YOUR INSTRUCTIONS | Determine how many lines contain the string "structured" and reply with that number alone.

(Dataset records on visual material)
┌──

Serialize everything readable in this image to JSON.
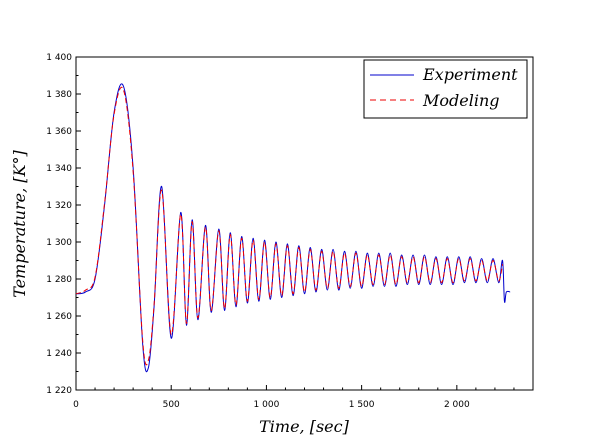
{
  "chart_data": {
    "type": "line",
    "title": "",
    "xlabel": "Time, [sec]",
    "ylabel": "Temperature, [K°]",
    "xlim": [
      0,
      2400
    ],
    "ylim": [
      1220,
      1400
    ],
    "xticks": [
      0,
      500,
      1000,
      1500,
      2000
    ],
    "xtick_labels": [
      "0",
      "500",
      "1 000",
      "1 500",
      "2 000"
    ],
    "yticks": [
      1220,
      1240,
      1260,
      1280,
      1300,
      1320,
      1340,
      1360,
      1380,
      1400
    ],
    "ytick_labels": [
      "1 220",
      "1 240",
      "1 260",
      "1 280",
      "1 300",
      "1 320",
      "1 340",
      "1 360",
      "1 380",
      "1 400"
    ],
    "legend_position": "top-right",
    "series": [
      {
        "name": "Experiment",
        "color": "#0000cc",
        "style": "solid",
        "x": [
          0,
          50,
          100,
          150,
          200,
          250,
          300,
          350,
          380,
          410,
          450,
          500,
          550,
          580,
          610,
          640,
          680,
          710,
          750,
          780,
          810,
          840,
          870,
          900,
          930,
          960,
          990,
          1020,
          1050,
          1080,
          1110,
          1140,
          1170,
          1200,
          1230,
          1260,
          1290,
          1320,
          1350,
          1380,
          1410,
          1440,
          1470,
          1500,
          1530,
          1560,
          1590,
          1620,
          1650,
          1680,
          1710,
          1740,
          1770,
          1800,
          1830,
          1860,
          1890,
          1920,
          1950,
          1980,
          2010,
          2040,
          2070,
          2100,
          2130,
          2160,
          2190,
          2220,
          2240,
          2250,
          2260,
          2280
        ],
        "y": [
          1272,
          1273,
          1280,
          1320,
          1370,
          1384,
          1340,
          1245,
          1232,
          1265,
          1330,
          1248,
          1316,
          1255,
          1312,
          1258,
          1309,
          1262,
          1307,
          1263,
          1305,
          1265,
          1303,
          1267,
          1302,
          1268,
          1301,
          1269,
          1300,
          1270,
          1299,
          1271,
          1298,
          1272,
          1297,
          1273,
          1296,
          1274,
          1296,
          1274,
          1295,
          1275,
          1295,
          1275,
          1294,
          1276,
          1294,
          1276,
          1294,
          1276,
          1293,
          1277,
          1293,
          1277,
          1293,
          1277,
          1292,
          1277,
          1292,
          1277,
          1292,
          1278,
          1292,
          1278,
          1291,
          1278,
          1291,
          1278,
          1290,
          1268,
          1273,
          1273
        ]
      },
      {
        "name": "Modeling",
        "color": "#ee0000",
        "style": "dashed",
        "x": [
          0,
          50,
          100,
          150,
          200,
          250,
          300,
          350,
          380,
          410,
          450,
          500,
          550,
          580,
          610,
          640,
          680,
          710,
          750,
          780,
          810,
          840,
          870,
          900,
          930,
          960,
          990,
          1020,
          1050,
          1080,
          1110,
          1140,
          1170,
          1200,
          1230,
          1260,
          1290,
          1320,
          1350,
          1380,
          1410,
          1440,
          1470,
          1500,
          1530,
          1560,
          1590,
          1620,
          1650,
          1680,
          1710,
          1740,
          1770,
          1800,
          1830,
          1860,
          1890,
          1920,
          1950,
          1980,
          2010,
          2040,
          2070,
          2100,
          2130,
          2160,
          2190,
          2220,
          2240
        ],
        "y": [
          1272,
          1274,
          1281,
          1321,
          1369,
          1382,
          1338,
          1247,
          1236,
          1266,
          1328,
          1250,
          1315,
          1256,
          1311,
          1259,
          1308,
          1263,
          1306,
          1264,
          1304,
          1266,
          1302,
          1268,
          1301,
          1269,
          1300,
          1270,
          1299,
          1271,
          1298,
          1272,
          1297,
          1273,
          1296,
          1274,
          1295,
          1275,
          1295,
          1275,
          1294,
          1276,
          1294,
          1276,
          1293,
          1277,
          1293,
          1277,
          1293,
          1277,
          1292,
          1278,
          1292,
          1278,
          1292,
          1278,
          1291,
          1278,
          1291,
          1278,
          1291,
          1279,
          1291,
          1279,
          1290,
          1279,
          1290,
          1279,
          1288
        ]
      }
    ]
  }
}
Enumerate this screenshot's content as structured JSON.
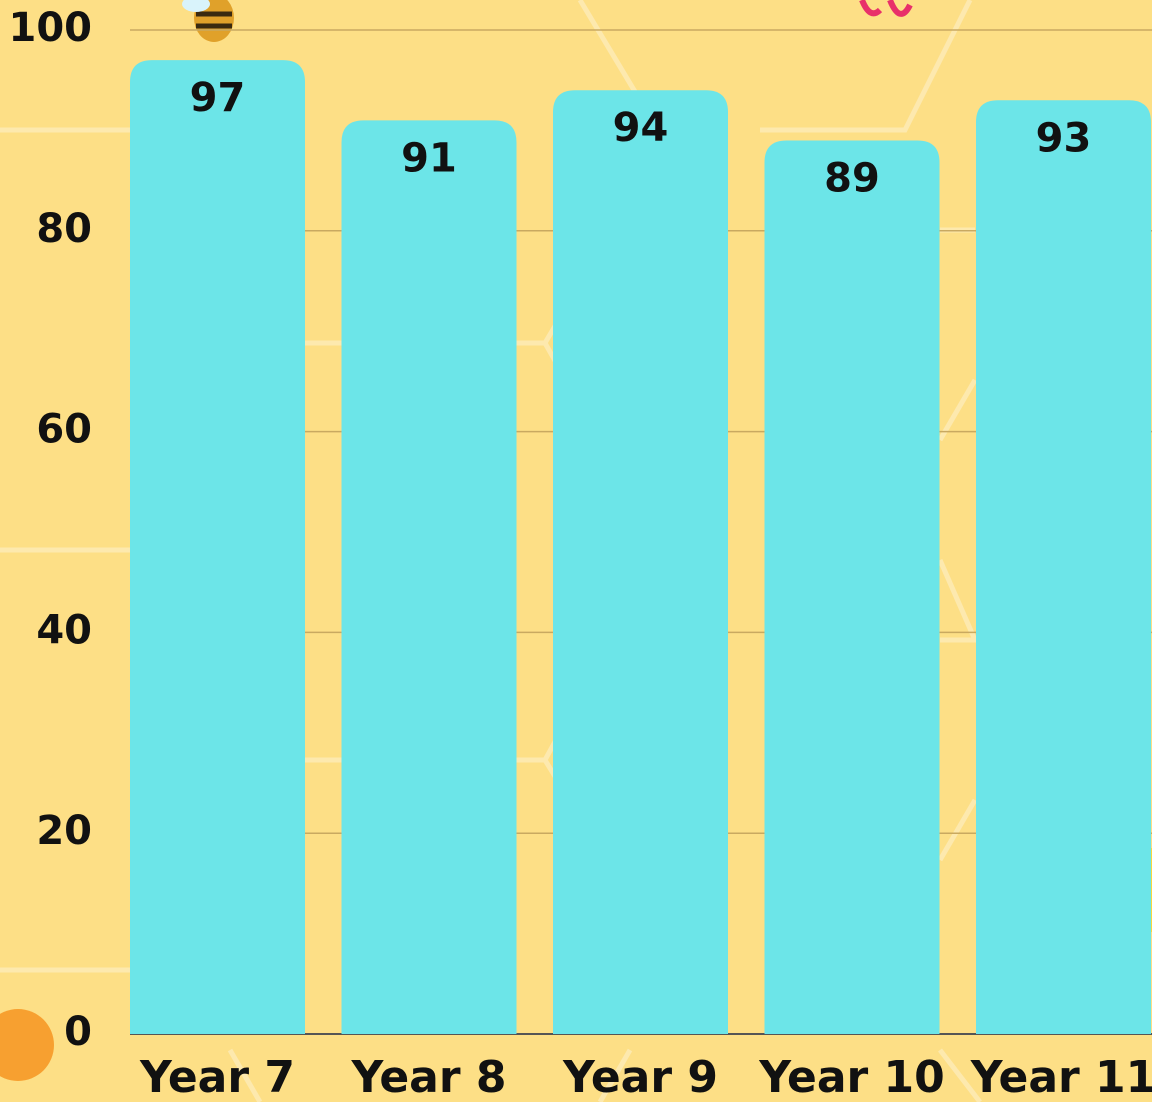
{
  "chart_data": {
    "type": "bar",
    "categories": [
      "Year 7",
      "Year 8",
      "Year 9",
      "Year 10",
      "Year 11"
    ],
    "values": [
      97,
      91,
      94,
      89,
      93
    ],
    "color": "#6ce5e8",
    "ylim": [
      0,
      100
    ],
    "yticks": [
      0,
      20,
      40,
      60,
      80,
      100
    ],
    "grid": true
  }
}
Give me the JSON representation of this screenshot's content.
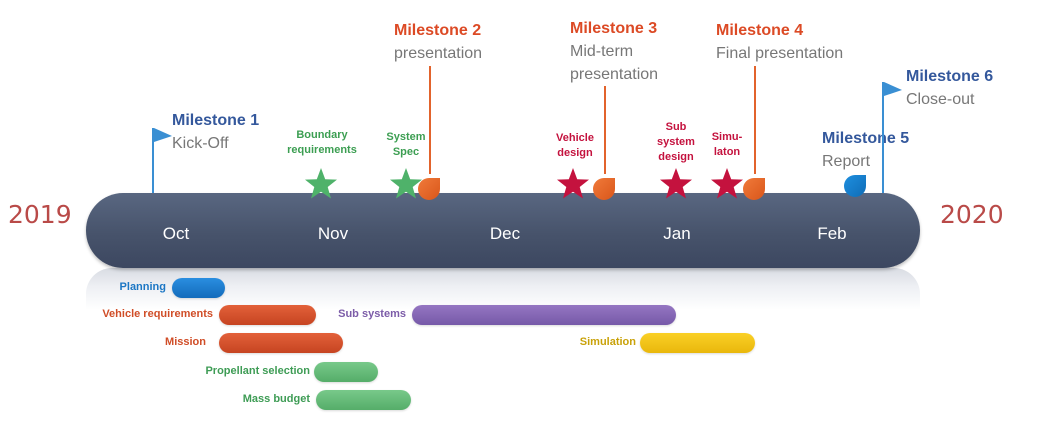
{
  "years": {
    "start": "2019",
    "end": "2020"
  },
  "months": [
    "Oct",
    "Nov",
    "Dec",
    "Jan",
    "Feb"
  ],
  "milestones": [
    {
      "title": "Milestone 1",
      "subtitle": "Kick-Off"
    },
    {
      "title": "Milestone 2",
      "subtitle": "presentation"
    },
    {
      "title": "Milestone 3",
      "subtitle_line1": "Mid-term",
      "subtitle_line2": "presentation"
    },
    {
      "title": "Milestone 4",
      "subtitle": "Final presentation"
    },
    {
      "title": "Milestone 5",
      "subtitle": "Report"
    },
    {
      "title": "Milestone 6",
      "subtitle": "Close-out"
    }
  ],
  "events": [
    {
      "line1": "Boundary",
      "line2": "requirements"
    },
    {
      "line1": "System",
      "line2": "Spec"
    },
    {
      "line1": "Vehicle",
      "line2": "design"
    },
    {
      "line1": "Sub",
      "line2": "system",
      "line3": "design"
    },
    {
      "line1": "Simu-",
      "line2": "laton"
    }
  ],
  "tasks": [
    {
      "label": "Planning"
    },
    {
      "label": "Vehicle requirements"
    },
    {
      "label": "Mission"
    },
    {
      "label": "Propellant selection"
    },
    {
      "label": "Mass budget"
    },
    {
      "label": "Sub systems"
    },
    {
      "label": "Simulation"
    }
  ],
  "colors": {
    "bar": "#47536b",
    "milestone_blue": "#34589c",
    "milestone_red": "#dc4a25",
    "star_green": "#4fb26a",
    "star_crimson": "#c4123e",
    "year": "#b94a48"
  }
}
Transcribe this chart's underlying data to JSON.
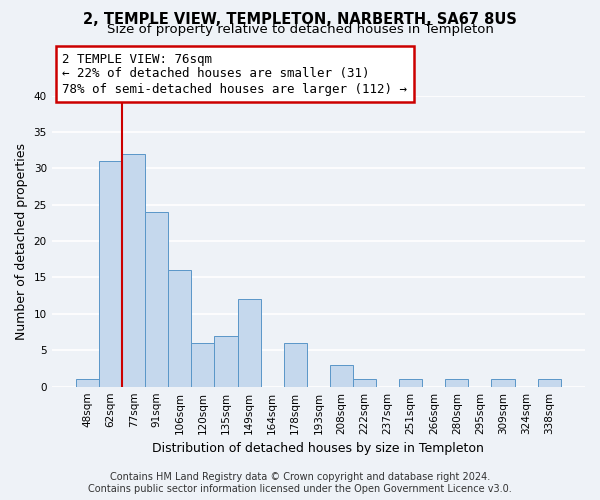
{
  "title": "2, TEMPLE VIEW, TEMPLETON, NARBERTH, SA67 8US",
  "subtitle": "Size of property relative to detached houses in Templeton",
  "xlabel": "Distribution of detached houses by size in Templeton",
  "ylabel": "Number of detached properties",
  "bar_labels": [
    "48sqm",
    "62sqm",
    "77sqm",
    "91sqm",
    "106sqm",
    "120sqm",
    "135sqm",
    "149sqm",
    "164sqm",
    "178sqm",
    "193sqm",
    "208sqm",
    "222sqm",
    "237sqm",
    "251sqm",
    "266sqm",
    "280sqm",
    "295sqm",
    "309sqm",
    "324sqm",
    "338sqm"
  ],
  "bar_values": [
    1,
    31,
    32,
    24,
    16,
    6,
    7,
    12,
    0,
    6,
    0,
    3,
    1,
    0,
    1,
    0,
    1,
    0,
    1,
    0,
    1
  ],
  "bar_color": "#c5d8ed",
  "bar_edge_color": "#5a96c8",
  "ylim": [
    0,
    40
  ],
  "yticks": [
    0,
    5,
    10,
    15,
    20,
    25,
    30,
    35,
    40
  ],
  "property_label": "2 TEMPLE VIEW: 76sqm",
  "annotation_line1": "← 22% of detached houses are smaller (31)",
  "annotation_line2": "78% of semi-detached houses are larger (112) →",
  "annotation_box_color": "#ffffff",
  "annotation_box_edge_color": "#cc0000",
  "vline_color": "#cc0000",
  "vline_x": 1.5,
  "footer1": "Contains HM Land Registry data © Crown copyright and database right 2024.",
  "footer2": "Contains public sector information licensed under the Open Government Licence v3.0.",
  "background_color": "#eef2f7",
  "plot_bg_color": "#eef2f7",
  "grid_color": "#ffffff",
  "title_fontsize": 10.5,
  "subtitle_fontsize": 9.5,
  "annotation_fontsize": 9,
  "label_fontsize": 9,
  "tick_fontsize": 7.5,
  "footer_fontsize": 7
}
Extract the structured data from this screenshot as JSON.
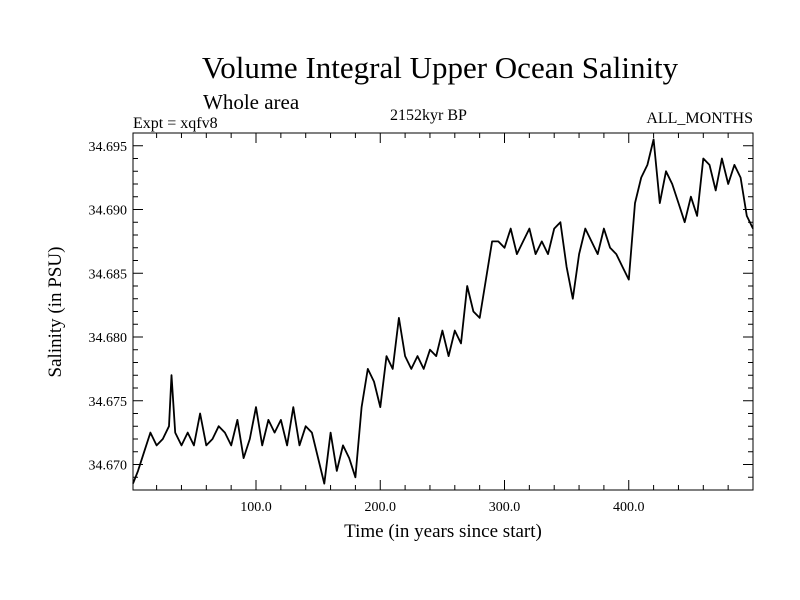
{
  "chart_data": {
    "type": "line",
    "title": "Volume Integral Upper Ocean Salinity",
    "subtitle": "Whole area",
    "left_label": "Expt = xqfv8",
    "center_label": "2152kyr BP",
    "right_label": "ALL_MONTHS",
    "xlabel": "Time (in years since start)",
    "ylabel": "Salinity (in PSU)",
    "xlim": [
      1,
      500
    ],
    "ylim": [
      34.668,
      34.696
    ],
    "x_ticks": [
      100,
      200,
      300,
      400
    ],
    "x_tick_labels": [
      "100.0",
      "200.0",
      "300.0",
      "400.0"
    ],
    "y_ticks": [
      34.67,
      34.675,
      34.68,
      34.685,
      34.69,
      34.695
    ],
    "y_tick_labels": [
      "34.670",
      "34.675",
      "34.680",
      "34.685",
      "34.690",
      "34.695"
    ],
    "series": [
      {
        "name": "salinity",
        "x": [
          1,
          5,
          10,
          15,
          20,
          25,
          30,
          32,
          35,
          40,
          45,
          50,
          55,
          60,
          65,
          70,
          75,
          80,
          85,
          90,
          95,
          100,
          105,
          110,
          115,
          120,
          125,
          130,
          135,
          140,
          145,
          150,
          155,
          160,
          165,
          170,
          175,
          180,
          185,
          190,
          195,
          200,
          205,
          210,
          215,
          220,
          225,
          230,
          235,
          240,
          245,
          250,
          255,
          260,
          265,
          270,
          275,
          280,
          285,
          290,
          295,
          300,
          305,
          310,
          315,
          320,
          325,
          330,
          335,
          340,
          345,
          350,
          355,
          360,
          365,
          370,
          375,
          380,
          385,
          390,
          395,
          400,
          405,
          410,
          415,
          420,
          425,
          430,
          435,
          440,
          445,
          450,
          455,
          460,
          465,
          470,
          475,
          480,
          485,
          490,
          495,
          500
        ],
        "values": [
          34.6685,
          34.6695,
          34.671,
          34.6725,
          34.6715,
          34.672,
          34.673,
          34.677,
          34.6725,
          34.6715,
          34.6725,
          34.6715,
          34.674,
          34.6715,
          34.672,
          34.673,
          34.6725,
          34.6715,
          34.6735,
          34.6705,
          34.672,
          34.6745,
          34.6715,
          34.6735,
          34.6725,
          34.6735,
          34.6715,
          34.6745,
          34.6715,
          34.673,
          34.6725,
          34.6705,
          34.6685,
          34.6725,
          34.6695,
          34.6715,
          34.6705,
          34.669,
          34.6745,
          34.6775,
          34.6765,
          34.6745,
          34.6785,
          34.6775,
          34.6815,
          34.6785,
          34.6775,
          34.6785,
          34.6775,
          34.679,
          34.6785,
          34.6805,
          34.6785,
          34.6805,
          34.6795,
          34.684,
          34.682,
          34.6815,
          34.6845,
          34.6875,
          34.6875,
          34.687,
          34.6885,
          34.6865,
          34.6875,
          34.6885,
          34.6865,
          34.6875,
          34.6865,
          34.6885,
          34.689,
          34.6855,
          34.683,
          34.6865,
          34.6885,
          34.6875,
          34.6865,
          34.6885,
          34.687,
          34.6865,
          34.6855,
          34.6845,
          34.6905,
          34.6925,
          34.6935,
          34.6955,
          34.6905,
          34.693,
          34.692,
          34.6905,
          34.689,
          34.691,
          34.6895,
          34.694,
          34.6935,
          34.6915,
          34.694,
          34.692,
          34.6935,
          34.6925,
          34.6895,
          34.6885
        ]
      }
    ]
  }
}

└──

COMPLETE RESPONSE | 2